» Your objective
Give every line below again, exactly.

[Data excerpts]
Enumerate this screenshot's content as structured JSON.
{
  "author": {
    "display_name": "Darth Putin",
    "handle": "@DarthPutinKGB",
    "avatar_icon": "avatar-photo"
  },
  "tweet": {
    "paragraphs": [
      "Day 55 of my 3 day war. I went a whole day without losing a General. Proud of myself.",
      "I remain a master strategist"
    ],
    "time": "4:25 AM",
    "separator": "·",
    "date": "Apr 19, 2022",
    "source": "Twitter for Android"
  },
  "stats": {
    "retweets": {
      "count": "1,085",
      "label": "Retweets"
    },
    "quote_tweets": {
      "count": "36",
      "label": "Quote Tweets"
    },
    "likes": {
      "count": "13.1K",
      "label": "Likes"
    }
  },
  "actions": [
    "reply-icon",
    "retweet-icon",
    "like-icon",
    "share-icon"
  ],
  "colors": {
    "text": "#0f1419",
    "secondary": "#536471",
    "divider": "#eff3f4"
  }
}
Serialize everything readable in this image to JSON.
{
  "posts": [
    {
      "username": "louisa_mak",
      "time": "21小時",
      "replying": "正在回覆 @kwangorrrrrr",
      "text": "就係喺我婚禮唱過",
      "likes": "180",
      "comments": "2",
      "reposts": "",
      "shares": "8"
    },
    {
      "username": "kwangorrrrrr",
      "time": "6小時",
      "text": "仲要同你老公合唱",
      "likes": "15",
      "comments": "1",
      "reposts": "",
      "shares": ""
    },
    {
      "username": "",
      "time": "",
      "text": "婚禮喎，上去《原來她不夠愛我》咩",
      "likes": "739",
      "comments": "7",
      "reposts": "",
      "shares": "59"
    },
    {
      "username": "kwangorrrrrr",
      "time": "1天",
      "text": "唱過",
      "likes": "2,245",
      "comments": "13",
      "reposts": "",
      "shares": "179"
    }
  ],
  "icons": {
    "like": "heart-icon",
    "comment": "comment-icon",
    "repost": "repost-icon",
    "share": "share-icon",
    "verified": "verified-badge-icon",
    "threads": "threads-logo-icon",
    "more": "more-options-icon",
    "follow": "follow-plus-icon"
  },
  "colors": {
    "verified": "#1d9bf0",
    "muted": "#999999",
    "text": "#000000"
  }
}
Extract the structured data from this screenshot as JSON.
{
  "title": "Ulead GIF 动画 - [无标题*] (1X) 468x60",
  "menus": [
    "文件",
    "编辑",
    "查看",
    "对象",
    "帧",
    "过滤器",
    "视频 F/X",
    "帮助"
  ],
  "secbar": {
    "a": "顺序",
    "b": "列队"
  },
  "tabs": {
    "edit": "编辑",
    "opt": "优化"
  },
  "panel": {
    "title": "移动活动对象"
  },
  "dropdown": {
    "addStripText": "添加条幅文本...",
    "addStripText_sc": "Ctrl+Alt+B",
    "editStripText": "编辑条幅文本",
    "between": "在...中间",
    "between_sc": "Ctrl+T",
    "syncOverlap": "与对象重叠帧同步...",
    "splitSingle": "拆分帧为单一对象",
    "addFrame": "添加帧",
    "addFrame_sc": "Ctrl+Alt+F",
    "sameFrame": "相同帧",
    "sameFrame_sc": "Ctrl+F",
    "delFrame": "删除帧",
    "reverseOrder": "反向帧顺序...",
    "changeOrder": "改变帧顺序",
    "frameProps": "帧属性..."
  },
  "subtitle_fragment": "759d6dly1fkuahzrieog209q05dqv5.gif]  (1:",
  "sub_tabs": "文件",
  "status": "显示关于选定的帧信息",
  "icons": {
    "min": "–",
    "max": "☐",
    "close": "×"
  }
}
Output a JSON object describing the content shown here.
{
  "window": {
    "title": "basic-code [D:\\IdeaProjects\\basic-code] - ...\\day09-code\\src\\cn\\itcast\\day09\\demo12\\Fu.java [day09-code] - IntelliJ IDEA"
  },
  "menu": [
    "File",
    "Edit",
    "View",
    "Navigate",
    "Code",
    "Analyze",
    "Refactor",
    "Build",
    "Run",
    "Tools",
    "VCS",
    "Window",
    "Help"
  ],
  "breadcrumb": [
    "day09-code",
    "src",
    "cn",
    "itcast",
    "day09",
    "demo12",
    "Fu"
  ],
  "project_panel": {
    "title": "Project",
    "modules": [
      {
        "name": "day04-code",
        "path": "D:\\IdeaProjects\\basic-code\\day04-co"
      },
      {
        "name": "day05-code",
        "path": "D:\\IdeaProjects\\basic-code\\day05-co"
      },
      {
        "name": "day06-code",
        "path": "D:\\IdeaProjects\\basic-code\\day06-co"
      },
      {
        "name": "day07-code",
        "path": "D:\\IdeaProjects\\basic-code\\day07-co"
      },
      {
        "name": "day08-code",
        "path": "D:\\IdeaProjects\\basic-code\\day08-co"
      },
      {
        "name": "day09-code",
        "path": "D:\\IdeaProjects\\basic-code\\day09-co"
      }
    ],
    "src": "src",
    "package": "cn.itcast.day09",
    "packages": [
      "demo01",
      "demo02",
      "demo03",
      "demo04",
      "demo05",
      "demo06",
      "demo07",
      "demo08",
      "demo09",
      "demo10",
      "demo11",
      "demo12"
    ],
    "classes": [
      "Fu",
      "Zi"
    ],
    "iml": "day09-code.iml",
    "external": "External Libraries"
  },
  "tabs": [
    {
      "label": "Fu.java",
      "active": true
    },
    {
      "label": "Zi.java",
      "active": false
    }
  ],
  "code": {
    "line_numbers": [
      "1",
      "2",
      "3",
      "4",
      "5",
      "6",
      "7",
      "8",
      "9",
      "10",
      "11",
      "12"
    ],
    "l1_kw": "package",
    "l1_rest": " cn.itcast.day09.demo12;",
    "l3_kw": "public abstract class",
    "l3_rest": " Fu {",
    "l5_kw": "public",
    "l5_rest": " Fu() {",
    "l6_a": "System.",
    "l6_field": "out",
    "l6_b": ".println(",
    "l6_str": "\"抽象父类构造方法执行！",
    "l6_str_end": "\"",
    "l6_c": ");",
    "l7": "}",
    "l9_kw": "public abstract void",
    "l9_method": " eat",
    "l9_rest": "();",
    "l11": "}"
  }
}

» Completed exercise
Enumerate this screenshot's content as structured JSON.
{
  "author": {
    "display_name": "Darth Putin",
    "handle": "@DarthPutinKGB",
    "avatar_icon": "avatar-photo"
  },
  "tweet": {
    "paragraphs": [
      "Day 55 of my 3 day war. I went a whole day without losing a General. Proud of myself.",
      "I remain a master strategist"
    ],
    "time": "4:25 AM",
    "separator": "·",
    "date": "Apr 19, 2022",
    "source": "Twitter for Android"
  },
  "stats": {
    "retweets": {
      "count": "1,085",
      "label": "Retweets"
    },
    "quote_tweets": {
      "count": "36",
      "label": "Quote Tweets"
    },
    "likes": {
      "count": "13.1K",
      "label": "Likes"
    }
  },
  "actions": [
    "reply-icon",
    "retweet-icon",
    "like-icon",
    "share-icon"
  ],
  "colors": {
    "text": "#0f1419",
    "secondary": "#536471",
    "divider": "#eff3f4"
  }
}
Serialize everything readable in this image to JSON.
{
  "posts": [
    {
      "username": "louisa_mak",
      "time": "21小時",
      "replying": "正在回覆 @kwangorrrrrr",
      "text": "就係喺我婚禮唱過",
      "likes": "180",
      "comments": "2",
      "reposts": "",
      "shares": "8"
    },
    {
      "username": "kwangorrrrrr",
      "time": "6小時",
      "text": "仲要同你老公合唱",
      "likes": "15",
      "comments": "1",
      "reposts": "",
      "shares": ""
    },
    {
      "username": "",
      "time": "",
      "text": "婚禮喎，上去《原來她不夠愛我》咩",
      "likes": "739",
      "comments": "7",
      "reposts": "",
      "shares": "59"
    },
    {
      "username": "kwangorrrrrr",
      "time": "1天",
      "text": "唱過",
      "likes": "2,245",
      "comments": "13",
      "reposts": "",
      "shares": "179"
    }
  ],
  "icons": {
    "like": "heart-icon",
    "comment": "comment-icon",
    "repost": "repost-icon",
    "share": "share-icon",
    "verified": "verified-badge-icon",
    "threads": "threads-logo-icon",
    "more": "more-options-icon",
    "follow": "follow-plus-icon"
  },
  "colors": {
    "verified": "#1d9bf0",
    "muted": "#999999",
    "text": "#000000"
  }
}
Extract the structured data from this screenshot as JSON.
{
  "title": "Ulead GIF 动画 - [无标题*] (1X) 468x60",
  "menus": [
    "文件",
    "编辑",
    "查看",
    "对象",
    "帧",
    "过滤器",
    "视频 F/X",
    "帮助"
  ],
  "secbar": {
    "a": "顺序",
    "b": "列队"
  },
  "tabs": {
    "edit": "编辑",
    "opt": "优化"
  },
  "panel": {
    "title": "移动活动对象"
  },
  "dropdown": {
    "addStripText": "添加条幅文本...",
    "addStripText_sc": "Ctrl+Alt+B",
    "editStripText": "编辑条幅文本",
    "between": "在...中间",
    "between_sc": "Ctrl+T",
    "syncOverlap": "与对象重叠帧同步...",
    "splitSingle": "拆分帧为单一对象",
    "addFrame": "添加帧",
    "addFrame_sc": "Ctrl+Alt+F",
    "sameFrame": "相同帧",
    "sameFrame_sc": "Ctrl+F",
    "delFrame": "删除帧",
    "reverseOrder": "反向帧顺序...",
    "changeOrder": "改变帧顺序",
    "frameProps": "帧属性..."
  },
  "subtitle_fragment": "759d6dly1fkuahzrieog209q05dqv5.gif]  (1:",
  "sub_tabs": "文件",
  "status": "显示关于选定的帧信息",
  "icons": {
    "min": "–",
    "max": "☐",
    "close": "×"
  }
}
Output a JSON object describing the content shown here.
{
  "window": {
    "title": "basic-code [D:\\IdeaProjects\\basic-code] - ...\\day09-code\\src\\cn\\itcast\\day09\\demo12\\Fu.java [day09-code] - IntelliJ IDEA"
  },
  "menu": [
    "File",
    "Edit",
    "View",
    "Navigate",
    "Code",
    "Analyze",
    "Refactor",
    "Build",
    "Run",
    "Tools",
    "VCS",
    "Window",
    "Help"
  ],
  "breadcrumb": [
    "day09-code",
    "src",
    "cn",
    "itcast",
    "day09",
    "demo12",
    "Fu"
  ],
  "project_panel": {
    "title": "Project",
    "modules": [
      {
        "name": "day04-code",
        "path": "D:\\IdeaProjects\\basic-code\\day04-co"
      },
      {
        "name": "day05-code",
        "path": "D:\\IdeaProjects\\basic-code\\day05-co"
      },
      {
        "name": "day06-code",
        "path": "D:\\IdeaProjects\\basic-code\\day06-co"
      },
      {
        "name": "day07-code",
        "path": "D:\\IdeaProjects\\basic-code\\day07-co"
      },
      {
        "name": "day08-code",
        "path": "D:\\IdeaProjects\\basic-code\\day08-co"
      },
      {
        "name": "day09-code",
        "path": "D:\\IdeaProjects\\basic-code\\day09-co"
      }
    ],
    "src": "src",
    "package": "cn.itcast.day09",
    "packages": [
      "demo01",
      "demo02",
      "demo03",
      "demo04",
      "demo05",
      "demo06",
      "demo07",
      "demo08",
      "demo09",
      "demo10",
      "demo11",
      "demo12"
    ],
    "classes": [
      "Fu",
      "Zi"
    ],
    "iml": "day09-code.iml",
    "external": "External Libraries"
  },
  "tabs": [
    {
      "label": "Fu.java",
      "active": true
    },
    {
      "label": "Zi.java",
      "active": false
    }
  ],
  "code": {
    "line_numbers": [
      "1",
      "2",
      "3",
      "4",
      "5",
      "6",
      "7",
      "8",
      "9",
      "10",
      "11",
      "12"
    ],
    "l1_kw": "package",
    "l1_rest": " cn.itcast.day09.demo12;",
    "l3_kw": "public abstract class",
    "l3_rest": " Fu {",
    "l5_kw": "public",
    "l5_rest": " Fu() {",
    "l6_a": "System.",
    "l6_field": "out",
    "l6_b": ".println(",
    "l6_str": "\"抽象父类构造方法执行！",
    "l6_str_end": "\"",
    "l6_c": ");",
    "l7": "}",
    "l9_kw": "public abstract void",
    "l9_method": " eat",
    "l9_rest": "();",
    "l11": "}"
  }
}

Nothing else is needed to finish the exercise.